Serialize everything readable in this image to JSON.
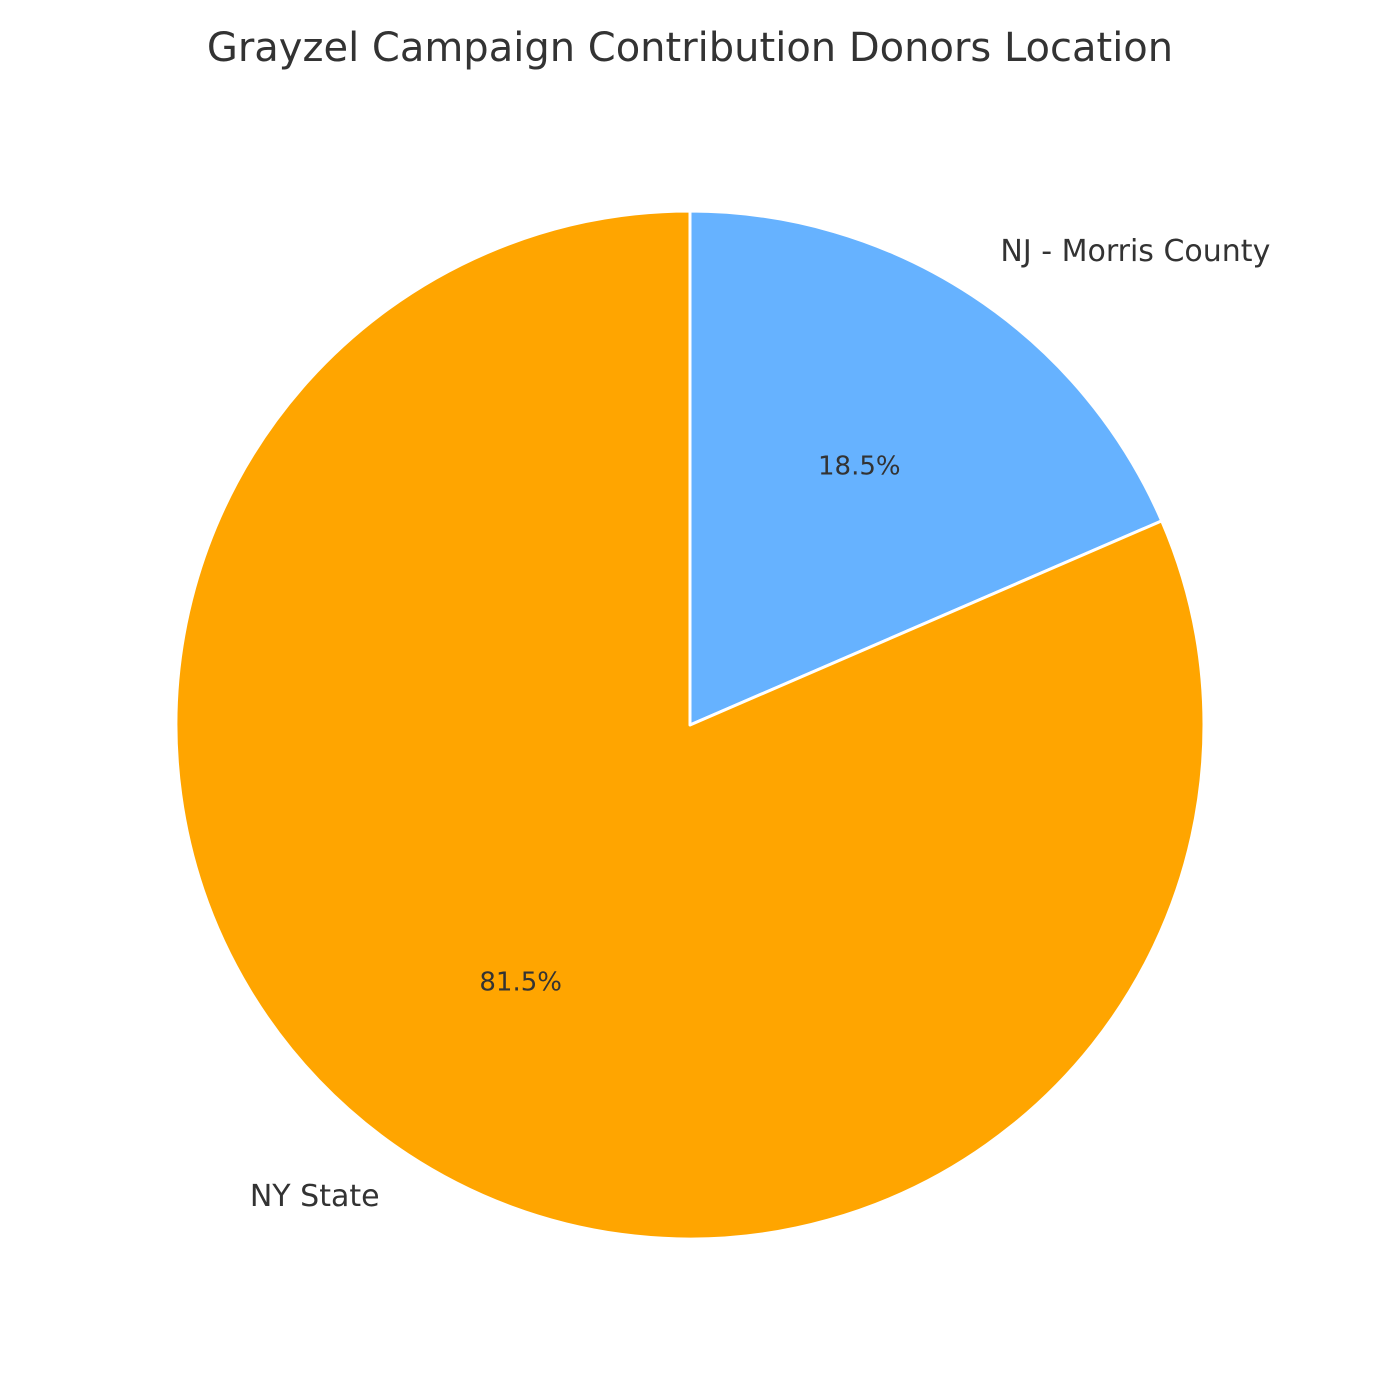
{
  "chart_data": {
    "type": "pie",
    "title": "Grayzel Campaign Contribution Donors Location",
    "categories": [
      "NJ - Morris County",
      "NY State"
    ],
    "values": [
      18.5,
      81.5
    ],
    "value_labels": [
      "18.5%",
      "81.5%"
    ],
    "colors": [
      "#66b2ff",
      "#ffa500"
    ]
  }
}
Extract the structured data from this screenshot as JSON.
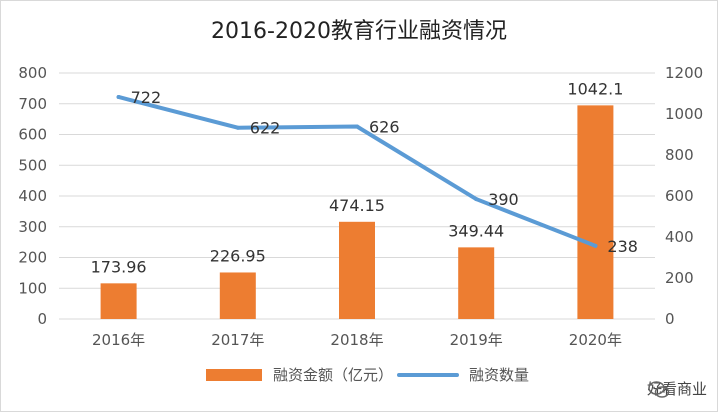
{
  "chart_data": {
    "type": "bar",
    "title": "2016-2020教育行业融资情况",
    "categories": [
      "2016年",
      "2017年",
      "2018年",
      "2019年",
      "2020年"
    ],
    "series": [
      {
        "name": "融资金额（亿元）",
        "type": "bar",
        "values": [
          173.96,
          226.95,
          474.15,
          349.44,
          1042.1
        ],
        "value_labels": [
          "173.96",
          "226.95",
          "474.15",
          "349.44",
          "1042.1"
        ],
        "axis": "right",
        "color": "#ED7D31"
      },
      {
        "name": "融资数量",
        "type": "line",
        "values": [
          722,
          622,
          626,
          390,
          238
        ],
        "value_labels": [
          "722",
          "622",
          "626",
          "390",
          "238"
        ],
        "axis": "left",
        "color": "#5B9BD5"
      }
    ],
    "left_axis": {
      "ticks": [
        "800",
        "700",
        "600",
        "500",
        "400",
        "300",
        "200",
        "100",
        "0"
      ],
      "range": [
        0,
        800
      ]
    },
    "right_axis": {
      "ticks": [
        "1200",
        "1000",
        "800",
        "600",
        "400",
        "200",
        "0"
      ],
      "range": [
        0,
        1200
      ]
    },
    "grid": true,
    "legend_position": "bottom"
  },
  "watermark": {
    "text": "好看商业",
    "icon": "wechat-icon"
  }
}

___

▶ [What is needed]
Pictures in the records above are left out; print everything else exactly as written.

▶ [Expected answer]
Serialize everything readable in this image to JSON.
{
  "chart_data": {
    "type": "pie",
    "title": "Grayzel Campaign Contribution Donors Location",
    "categories": [
      "NJ - Morris County",
      "NY State"
    ],
    "values": [
      18.5,
      81.5
    ],
    "value_labels": [
      "18.5%",
      "81.5%"
    ],
    "colors": [
      "#66b2ff",
      "#ffa500"
    ]
  }
}
Extract the structured data from this screenshot as JSON.
{
  "chart_data": {
    "type": "bar",
    "title": "2016-2020教育行业融资情况",
    "categories": [
      "2016年",
      "2017年",
      "2018年",
      "2019年",
      "2020年"
    ],
    "series": [
      {
        "name": "融资金额（亿元）",
        "type": "bar",
        "values": [
          173.96,
          226.95,
          474.15,
          349.44,
          1042.1
        ],
        "value_labels": [
          "173.96",
          "226.95",
          "474.15",
          "349.44",
          "1042.1"
        ],
        "axis": "right",
        "color": "#ED7D31"
      },
      {
        "name": "融资数量",
        "type": "line",
        "values": [
          722,
          622,
          626,
          390,
          238
        ],
        "value_labels": [
          "722",
          "622",
          "626",
          "390",
          "238"
        ],
        "axis": "left",
        "color": "#5B9BD5"
      }
    ],
    "left_axis": {
      "ticks": [
        "800",
        "700",
        "600",
        "500",
        "400",
        "300",
        "200",
        "100",
        "0"
      ],
      "range": [
        0,
        800
      ]
    },
    "right_axis": {
      "ticks": [
        "1200",
        "1000",
        "800",
        "600",
        "400",
        "200",
        "0"
      ],
      "range": [
        0,
        1200
      ]
    },
    "grid": true,
    "legend_position": "bottom"
  },
  "watermark": {
    "text": "好看商业",
    "icon": "wechat-icon"
  }
}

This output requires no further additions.